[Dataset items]

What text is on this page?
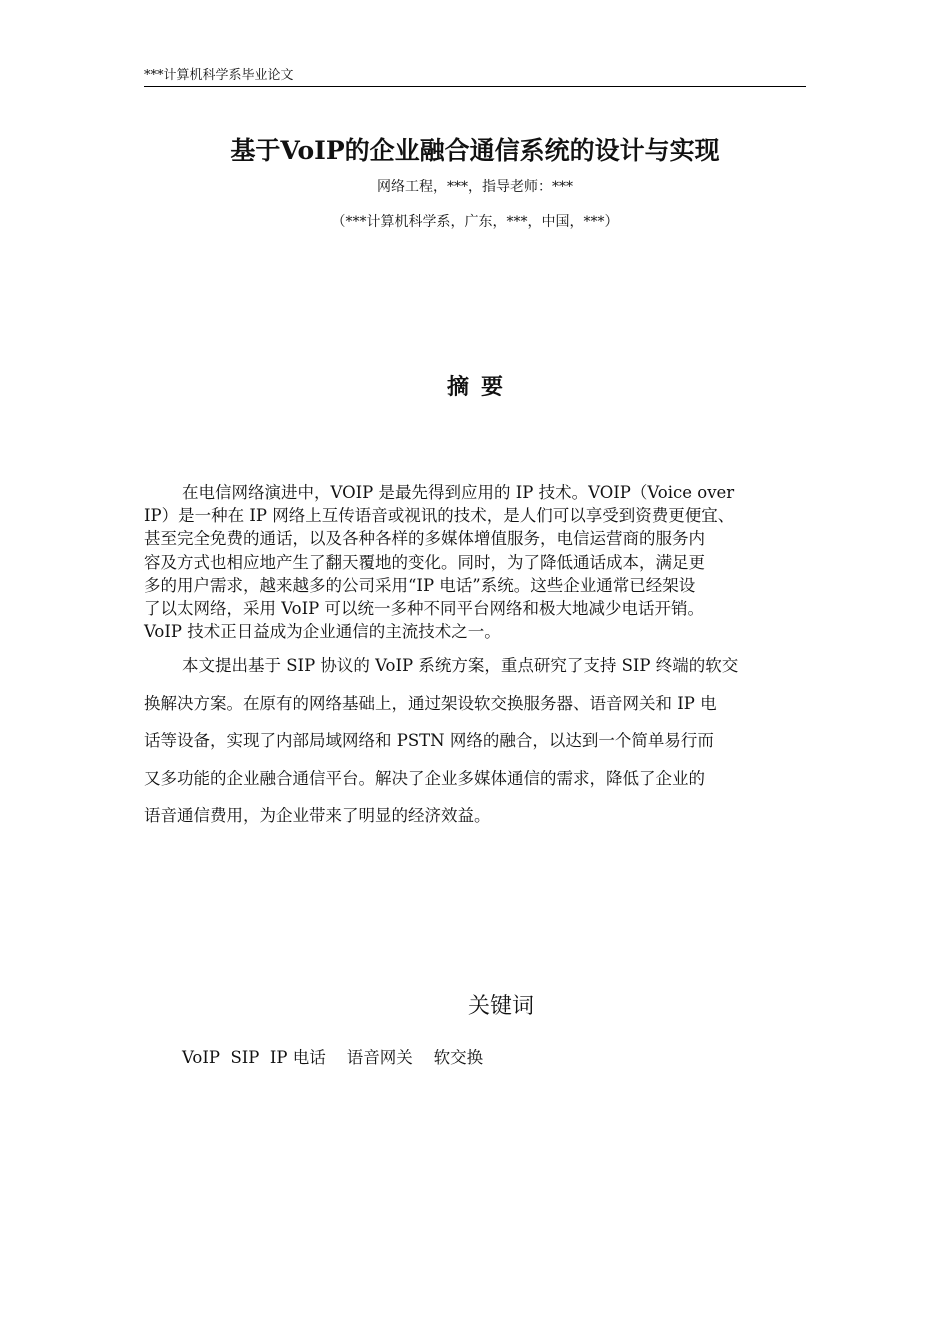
***计算机科学系毕业论文
基于VoIP的企业融合通信系统的设计与实现
网络工程，***，指导老师：***
（***计算机科学系，广东，***，中国，***）
摘要
在电信网络演进中，VOIP 是最先得到应用的 IP 技术。VOIP（Voice over
IP）是一种在 IP 网络上互传语音或视讯的技术，是人们可以享受到资费更便宜、
甚至完全免费的通话，以及各种各样的多媒体增值服务，电信运营商的服务内
容及方式也相应地产生了翻天覆地的变化。同时，为了降低通话成本，满足更
多的用户需求，越来越多的公司采用“IP 电话”系统。这些企业通常已经架设
了以太网络，采用 VoIP 可以统一多种不同平台网络和极大地减少电话开销。
VoIP 技术正日益成为企业通信的主流技术之一。
本文提出基于 SIP 协议的 VoIP 系统方案，重点研究了支持 SIP 终端的软交
换解决方案。在原有的网络基础上，通过架设软交换服务器、语音网关和 IP 电
话等设备，实现了内部局域网络和 PSTN 网络的融合，以达到一个简单易行而
又多功能的企业融合通信平台。解决了企业多媒体通信的需求，降低了企业的
语音通信费用，为企业带来了明显的经济效益。
关键词
VoIP  SIP  IP 电话    语音网关    软交换
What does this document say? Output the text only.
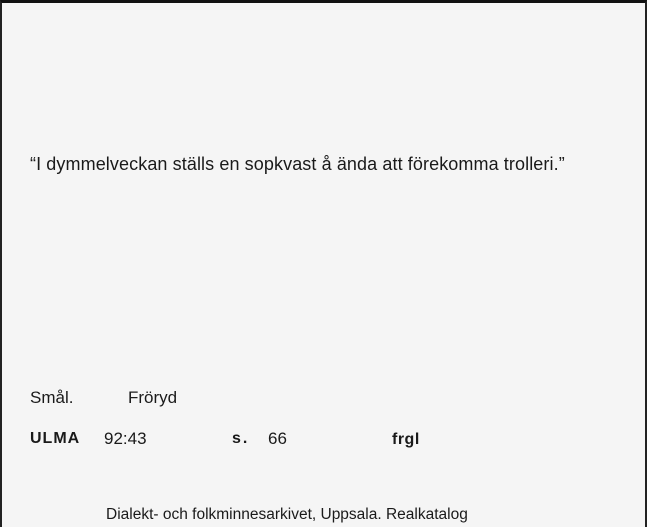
“I dymmelveckan ställs en sopkvast å ända att förekomma trolleri.”
Smål.	Fröryd
ULMA 92:43	s. 66	frgl
Dialekt- och folkminnesarkivet, Uppsala. Realkatalog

### [DIRECTIONS]
Quote the full listing above word for word; exclude every picture from the copy.

### [WRITTEN RESPONSE]
What text is on this page?
***计算机科学系毕业论文
基于VoIP的企业融合通信系统的设计与实现
网络工程，***，指导老师：***
（***计算机科学系，广东，***，中国，***）
摘要
在电信网络演进中，VOIP 是最先得到应用的 IP 技术。VOIP（Voice over
IP）是一种在 IP 网络上互传语音或视讯的技术，是人们可以享受到资费更便宜、
甚至完全免费的通话，以及各种各样的多媒体增值服务，电信运营商的服务内
容及方式也相应地产生了翻天覆地的变化。同时，为了降低通话成本，满足更
多的用户需求，越来越多的公司采用“IP 电话”系统。这些企业通常已经架设
了以太网络，采用 VoIP 可以统一多种不同平台网络和极大地减少电话开销。
VoIP 技术正日益成为企业通信的主流技术之一。
本文提出基于 SIP 协议的 VoIP 系统方案，重点研究了支持 SIP 终端的软交
换解决方案。在原有的网络基础上，通过架设软交换服务器、语音网关和 IP 电
话等设备，实现了内部局域网络和 PSTN 网络的融合，以达到一个简单易行而
又多功能的企业融合通信平台。解决了企业多媒体通信的需求，降低了企业的
语音通信费用，为企业带来了明显的经济效益。
关键词
VoIP  SIP  IP 电话    语音网关    软交换
What does this document say? Output the text only.
“I dymmelveckan ställs en sopkvast å ända att förekomma trolleri.”
Smål.	Fröryd
ULMA 92:43	s. 66	frgl
Dialekt- och folkminnesarkivet, Uppsala. Realkatalog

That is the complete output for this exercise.